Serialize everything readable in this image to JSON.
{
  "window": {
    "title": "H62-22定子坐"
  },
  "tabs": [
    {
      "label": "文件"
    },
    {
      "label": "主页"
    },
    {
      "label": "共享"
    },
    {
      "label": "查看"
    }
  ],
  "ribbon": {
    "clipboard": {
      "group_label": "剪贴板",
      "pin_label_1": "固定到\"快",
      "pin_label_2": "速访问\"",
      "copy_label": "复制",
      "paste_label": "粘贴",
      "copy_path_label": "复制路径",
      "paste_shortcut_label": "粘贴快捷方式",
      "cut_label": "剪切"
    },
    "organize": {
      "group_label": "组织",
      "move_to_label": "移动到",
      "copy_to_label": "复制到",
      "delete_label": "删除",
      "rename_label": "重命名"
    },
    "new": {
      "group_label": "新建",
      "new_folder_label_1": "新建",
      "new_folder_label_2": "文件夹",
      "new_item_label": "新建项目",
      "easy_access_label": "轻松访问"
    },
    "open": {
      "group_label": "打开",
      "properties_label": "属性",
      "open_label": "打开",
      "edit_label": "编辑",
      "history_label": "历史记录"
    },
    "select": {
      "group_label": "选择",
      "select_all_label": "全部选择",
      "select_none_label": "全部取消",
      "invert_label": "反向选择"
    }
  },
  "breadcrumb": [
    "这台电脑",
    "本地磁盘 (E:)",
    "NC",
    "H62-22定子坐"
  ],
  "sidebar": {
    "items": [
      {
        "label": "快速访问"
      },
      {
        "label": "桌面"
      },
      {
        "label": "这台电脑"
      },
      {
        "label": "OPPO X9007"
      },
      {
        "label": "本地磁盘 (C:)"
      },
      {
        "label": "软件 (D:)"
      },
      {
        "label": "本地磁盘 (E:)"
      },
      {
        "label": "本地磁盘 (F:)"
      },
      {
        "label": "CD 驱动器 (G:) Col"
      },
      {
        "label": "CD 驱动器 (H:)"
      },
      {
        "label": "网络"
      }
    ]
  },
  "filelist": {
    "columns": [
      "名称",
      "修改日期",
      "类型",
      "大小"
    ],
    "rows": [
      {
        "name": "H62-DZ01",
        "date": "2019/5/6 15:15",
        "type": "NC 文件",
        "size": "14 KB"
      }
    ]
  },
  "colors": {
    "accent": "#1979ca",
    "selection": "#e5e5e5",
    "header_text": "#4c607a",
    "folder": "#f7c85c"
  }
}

● Work required
Among the lines of the data, identify those with the word "本地磁盘". Copy each of them.

● Answer in full
    "本地磁盘 (E:)",
        "label": "本地磁盘 (C:)"
        "label": "本地磁盘 (E:)"
        "label": "本地磁盘 (F:)"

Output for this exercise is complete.